*Do this:* Wherever the string "ручья" appears in the listing, copy that line.

** Start Entries supplied **

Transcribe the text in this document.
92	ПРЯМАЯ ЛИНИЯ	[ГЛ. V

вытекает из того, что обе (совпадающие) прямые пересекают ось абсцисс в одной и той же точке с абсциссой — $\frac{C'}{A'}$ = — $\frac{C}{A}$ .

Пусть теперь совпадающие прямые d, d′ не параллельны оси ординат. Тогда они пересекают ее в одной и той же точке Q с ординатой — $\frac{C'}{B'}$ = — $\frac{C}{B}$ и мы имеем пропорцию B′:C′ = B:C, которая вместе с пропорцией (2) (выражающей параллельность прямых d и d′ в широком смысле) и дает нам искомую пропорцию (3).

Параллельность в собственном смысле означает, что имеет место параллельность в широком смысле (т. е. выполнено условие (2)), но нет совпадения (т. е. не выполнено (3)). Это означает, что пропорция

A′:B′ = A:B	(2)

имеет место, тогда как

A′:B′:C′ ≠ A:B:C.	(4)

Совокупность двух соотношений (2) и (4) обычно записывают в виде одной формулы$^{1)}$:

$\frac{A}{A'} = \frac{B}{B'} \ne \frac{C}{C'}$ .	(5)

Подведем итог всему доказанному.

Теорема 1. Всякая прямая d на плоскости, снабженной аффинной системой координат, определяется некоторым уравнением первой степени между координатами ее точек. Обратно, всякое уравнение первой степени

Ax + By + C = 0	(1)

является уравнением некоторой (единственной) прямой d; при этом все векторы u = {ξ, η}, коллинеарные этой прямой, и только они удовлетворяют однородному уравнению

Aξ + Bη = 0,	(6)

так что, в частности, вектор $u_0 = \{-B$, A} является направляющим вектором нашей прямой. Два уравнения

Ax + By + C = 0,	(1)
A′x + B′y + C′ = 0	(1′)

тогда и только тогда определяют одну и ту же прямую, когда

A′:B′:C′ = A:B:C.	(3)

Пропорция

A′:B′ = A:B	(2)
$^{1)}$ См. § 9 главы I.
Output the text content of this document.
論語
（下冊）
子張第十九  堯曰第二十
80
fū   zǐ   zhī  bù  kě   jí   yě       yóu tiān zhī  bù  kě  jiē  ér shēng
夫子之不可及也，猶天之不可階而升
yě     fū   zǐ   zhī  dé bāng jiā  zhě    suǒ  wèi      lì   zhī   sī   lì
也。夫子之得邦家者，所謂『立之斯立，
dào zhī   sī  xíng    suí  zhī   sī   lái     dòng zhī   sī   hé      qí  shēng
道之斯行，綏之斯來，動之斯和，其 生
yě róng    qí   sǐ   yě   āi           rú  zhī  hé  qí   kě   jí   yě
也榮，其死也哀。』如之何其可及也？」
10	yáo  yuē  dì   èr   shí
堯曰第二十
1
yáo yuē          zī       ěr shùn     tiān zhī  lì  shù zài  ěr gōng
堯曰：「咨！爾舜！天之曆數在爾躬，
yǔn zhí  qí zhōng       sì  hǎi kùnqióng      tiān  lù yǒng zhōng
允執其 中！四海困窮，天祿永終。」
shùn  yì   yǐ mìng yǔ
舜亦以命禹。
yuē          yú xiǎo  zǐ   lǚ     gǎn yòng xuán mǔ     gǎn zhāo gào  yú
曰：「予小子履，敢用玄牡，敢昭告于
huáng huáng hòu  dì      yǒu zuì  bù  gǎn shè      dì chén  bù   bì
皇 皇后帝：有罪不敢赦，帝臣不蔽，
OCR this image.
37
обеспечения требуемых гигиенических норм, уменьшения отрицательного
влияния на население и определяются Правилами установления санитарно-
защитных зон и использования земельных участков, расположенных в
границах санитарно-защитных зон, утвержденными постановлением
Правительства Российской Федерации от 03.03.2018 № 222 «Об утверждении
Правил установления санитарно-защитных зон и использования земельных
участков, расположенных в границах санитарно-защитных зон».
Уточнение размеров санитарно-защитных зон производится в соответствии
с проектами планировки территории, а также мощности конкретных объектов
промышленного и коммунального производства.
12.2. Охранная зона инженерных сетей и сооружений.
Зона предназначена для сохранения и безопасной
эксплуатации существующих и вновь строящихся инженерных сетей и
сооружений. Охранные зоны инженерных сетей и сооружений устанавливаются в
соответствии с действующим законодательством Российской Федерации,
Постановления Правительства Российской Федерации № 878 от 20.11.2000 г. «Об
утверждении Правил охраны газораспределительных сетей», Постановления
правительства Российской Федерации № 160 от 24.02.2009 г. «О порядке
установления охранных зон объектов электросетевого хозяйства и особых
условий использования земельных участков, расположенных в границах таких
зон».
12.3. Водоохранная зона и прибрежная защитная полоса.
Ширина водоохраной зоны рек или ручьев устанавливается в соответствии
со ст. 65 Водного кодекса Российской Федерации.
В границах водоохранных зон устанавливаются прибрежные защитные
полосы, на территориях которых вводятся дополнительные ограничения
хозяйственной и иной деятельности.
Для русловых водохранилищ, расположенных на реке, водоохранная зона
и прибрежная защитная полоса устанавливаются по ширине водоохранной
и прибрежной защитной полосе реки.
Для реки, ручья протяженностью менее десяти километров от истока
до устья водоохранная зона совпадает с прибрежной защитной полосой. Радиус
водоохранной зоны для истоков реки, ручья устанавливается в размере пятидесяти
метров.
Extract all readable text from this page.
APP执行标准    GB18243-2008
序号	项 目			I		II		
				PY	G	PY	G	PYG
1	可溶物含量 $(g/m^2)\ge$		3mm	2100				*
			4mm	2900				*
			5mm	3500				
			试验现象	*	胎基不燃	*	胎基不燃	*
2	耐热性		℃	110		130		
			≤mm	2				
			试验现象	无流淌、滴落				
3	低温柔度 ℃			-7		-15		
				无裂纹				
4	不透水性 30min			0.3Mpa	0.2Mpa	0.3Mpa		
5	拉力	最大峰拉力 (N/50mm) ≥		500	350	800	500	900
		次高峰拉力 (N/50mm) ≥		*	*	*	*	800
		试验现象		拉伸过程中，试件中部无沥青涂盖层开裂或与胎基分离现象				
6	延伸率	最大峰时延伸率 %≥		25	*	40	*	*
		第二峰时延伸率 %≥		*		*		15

** End Entries supplied **

*Task result:*
Для реки, ручья протяженностью менее десяти километров от истока
водоохранной зоны для истоков реки, ручья устанавливается в размере пятидесяти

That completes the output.